AIM – Return all entries word for word, but drop any images.

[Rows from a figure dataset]
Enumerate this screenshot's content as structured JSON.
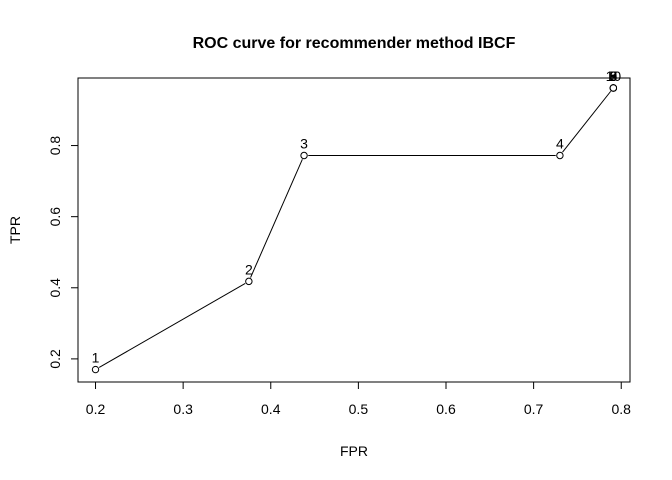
{
  "chart_data": {
    "type": "line",
    "title": "ROC curve for recommender method IBCF",
    "xlabel": "FPR",
    "ylabel": "TPR",
    "xlim": [
      0.18,
      0.81
    ],
    "ylim": [
      0.135,
      0.99
    ],
    "xticks": [
      0.2,
      0.3,
      0.4,
      0.5,
      0.6,
      0.7,
      0.8
    ],
    "xtick_labels": [
      "0.2",
      "0.3",
      "0.4",
      "0.5",
      "0.6",
      "0.7",
      "0.8"
    ],
    "yticks": [
      0.2,
      0.4,
      0.6,
      0.8
    ],
    "ytick_labels": [
      "0.2",
      "0.4",
      "0.6",
      "0.8"
    ],
    "grid": false,
    "series": [
      {
        "markers": "open-circle",
        "x": [
          0.2,
          0.375,
          0.438,
          0.73,
          0.791,
          0.791,
          0.791,
          0.791,
          0.791,
          0.791
        ],
        "y": [
          0.17,
          0.418,
          0.772,
          0.772,
          0.962,
          0.962,
          0.962,
          0.962,
          0.962,
          0.962
        ],
        "labels": [
          "1",
          "2",
          "3",
          "4",
          "5",
          "6",
          "7",
          "8",
          "9",
          "10"
        ]
      }
    ]
  }
}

THE REPLY –
Enumerate this screenshot's content as structured JSON.
{
  "chart_data": {
    "type": "line",
    "title": "ROC curve for recommender method IBCF",
    "xlabel": "FPR",
    "ylabel": "TPR",
    "xlim": [
      0.18,
      0.81
    ],
    "ylim": [
      0.135,
      0.99
    ],
    "xticks": [
      0.2,
      0.3,
      0.4,
      0.5,
      0.6,
      0.7,
      0.8
    ],
    "xtick_labels": [
      "0.2",
      "0.3",
      "0.4",
      "0.5",
      "0.6",
      "0.7",
      "0.8"
    ],
    "yticks": [
      0.2,
      0.4,
      0.6,
      0.8
    ],
    "ytick_labels": [
      "0.2",
      "0.4",
      "0.6",
      "0.8"
    ],
    "grid": false,
    "series": [
      {
        "markers": "open-circle",
        "x": [
          0.2,
          0.375,
          0.438,
          0.73,
          0.791,
          0.791,
          0.791,
          0.791,
          0.791,
          0.791
        ],
        "y": [
          0.17,
          0.418,
          0.772,
          0.772,
          0.962,
          0.962,
          0.962,
          0.962,
          0.962,
          0.962
        ],
        "labels": [
          "1",
          "2",
          "3",
          "4",
          "5",
          "6",
          "7",
          "8",
          "9",
          "10"
        ]
      }
    ]
  }
}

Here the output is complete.